TASK REQUIREMENTS:
From the interview transcript, extract verbatim the passage that begins at the words "Alexander Ferguson 22:57" and ends after the words "everything is doing.".

Alexander Ferguson 22:57
You describe all this, it’s coming as a layman to this new manufacturing, I almost assume this is happening already, that they would know all this information, they’d have this data. But you’ve described at the beginning of our discussion here the pain point is they didn’t they weren’t they often they would be walking the floor you’re saying and the next day they finally tabulate it, put it in a spreadsheet and then maybe a day or the next day, you’d find out how everything is doing.
John Joseph 23:20
Yeah, I think there there were a couple of people that stick out my mind as I think back on trying to understand how they ran their businesses. First and foremost, they if they needed an answer to something, they needed to traverse the factory floor to find someone with who potentially had an answer for them. And a lot of times when operators feel like somebody is on a data finding mission, a fact finding mission, they kind of get a little bit quiet, right? So chasing that information becomes difficult. Other people said we’re in our offices trying to generate new business for the company, trying to order new raw materials, trying to order coolants trying to order new machinery. And we’re not always down on the floor able to watch things happening. But what we did was we put your product up on our wall on in TV mode, and we were able to see a job that was going awry, and go right to the production floor, essentially cutting our corrective action time in half. Because an operator’s first inkling is not to reach out to management to solve a problem for them. It’s to kind of wait, maybe the problem is going to go away, right? Instead of waiting for it to go away. Let’s proactively in predictively go to that person and help them out. In another case, a shop had seen an alarm code continued to trigger. And that alarm code told him that the the the guide bushing on his machine was about to fail. And so he kept seeing this pattern of performance to alarm code and he said, Gosh, the last time I saw this, the guide bushing was going south. He proactively replaced the guide bushing And saved all kinds of scrap that would have been made had it failed. So giving people the guidance system to talk is an amazing amount of digital leverage as I defined it a few minutes ago, amazing.

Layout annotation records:
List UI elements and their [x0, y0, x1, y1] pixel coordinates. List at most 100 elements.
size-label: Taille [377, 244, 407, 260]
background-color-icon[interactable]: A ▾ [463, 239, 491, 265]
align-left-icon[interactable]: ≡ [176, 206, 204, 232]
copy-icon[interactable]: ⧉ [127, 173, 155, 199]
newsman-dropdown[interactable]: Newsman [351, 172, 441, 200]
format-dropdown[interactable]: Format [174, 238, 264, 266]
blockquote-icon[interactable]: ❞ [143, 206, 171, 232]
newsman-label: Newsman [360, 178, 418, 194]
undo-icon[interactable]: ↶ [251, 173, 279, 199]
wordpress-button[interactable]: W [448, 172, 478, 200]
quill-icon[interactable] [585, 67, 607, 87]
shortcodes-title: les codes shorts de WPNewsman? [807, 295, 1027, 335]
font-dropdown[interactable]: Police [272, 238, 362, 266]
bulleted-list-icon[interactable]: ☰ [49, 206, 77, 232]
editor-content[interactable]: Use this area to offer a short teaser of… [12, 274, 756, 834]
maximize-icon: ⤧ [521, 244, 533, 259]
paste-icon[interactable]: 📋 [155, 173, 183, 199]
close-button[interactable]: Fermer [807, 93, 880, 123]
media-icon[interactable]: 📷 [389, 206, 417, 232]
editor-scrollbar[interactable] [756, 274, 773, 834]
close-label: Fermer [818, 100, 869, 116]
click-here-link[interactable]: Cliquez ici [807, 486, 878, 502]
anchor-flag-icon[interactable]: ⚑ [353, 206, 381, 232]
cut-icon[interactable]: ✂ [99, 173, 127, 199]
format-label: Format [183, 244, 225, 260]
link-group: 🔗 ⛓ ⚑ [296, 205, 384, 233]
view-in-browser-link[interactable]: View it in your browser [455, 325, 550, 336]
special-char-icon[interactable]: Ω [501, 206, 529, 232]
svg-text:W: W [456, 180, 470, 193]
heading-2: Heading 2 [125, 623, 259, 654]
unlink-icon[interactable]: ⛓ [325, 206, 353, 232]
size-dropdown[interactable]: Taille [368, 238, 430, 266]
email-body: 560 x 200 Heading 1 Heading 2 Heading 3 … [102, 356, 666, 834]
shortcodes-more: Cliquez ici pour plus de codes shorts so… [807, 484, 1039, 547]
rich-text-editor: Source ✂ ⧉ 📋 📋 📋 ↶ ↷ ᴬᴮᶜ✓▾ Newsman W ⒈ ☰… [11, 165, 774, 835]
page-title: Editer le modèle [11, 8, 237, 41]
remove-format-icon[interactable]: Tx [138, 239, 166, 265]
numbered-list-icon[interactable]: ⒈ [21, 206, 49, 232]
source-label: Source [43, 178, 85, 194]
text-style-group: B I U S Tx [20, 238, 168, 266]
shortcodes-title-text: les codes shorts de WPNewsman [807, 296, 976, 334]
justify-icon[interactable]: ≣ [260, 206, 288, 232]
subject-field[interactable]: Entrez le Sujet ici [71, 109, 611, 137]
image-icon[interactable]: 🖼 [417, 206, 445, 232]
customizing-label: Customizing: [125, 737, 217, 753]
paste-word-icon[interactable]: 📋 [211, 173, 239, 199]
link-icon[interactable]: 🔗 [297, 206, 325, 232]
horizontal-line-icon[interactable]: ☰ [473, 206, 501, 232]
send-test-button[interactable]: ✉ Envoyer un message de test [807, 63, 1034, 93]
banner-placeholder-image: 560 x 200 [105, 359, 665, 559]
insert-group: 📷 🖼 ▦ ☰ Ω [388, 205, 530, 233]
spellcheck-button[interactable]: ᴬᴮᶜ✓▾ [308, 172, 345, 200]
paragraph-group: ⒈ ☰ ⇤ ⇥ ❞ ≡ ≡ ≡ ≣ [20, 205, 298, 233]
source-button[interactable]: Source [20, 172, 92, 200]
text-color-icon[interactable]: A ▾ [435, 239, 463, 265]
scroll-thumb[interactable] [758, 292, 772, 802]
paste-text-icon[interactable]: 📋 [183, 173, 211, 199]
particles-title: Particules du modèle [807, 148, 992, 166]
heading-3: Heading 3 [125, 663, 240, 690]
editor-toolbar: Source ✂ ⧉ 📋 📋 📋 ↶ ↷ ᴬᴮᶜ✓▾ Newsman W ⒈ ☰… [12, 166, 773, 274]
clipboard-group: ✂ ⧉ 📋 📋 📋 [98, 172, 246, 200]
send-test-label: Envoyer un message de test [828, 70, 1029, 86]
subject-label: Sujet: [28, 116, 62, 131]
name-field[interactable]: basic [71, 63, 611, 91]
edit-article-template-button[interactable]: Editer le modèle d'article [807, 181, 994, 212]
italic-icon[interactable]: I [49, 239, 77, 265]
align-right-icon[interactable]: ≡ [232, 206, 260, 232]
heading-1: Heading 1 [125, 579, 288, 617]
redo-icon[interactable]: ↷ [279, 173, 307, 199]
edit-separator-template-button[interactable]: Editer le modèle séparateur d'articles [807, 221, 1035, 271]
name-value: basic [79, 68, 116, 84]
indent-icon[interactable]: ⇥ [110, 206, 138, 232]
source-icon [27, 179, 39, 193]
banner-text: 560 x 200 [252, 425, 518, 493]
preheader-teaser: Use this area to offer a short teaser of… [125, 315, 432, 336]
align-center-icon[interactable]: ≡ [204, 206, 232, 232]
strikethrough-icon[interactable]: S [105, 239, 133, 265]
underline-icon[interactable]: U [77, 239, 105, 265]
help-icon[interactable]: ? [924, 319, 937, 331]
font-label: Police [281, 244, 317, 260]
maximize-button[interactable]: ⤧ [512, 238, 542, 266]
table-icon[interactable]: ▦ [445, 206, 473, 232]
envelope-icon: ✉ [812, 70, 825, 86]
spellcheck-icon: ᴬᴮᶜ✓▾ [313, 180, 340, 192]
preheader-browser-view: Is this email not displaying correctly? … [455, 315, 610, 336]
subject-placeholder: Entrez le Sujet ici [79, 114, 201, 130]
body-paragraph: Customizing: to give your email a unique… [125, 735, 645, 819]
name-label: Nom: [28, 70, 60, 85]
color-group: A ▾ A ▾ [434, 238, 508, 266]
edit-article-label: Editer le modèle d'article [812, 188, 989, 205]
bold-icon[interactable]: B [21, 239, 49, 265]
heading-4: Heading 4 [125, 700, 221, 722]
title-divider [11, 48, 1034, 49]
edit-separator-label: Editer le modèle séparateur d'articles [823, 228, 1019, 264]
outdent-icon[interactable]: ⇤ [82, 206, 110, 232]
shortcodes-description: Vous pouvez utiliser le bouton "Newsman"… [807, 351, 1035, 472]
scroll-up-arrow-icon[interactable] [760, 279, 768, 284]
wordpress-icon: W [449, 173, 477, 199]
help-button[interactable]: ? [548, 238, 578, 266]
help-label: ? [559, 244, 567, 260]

WORKED ANSWER:
Alexander Ferguson 22:57
You describe all this, it’s coming as a layman to this new manufacturing, I almost assume this is happening already, that they would know all this information, they’d have this data. But you’ve described at the beginning of our discussion here the pain point is they didn’t they weren’t they often they would be walking the floor you’re saying and the next day they finally tabulate it, put it in a spreadsheet and then maybe a day or the next day, you’d find out how everything is doing.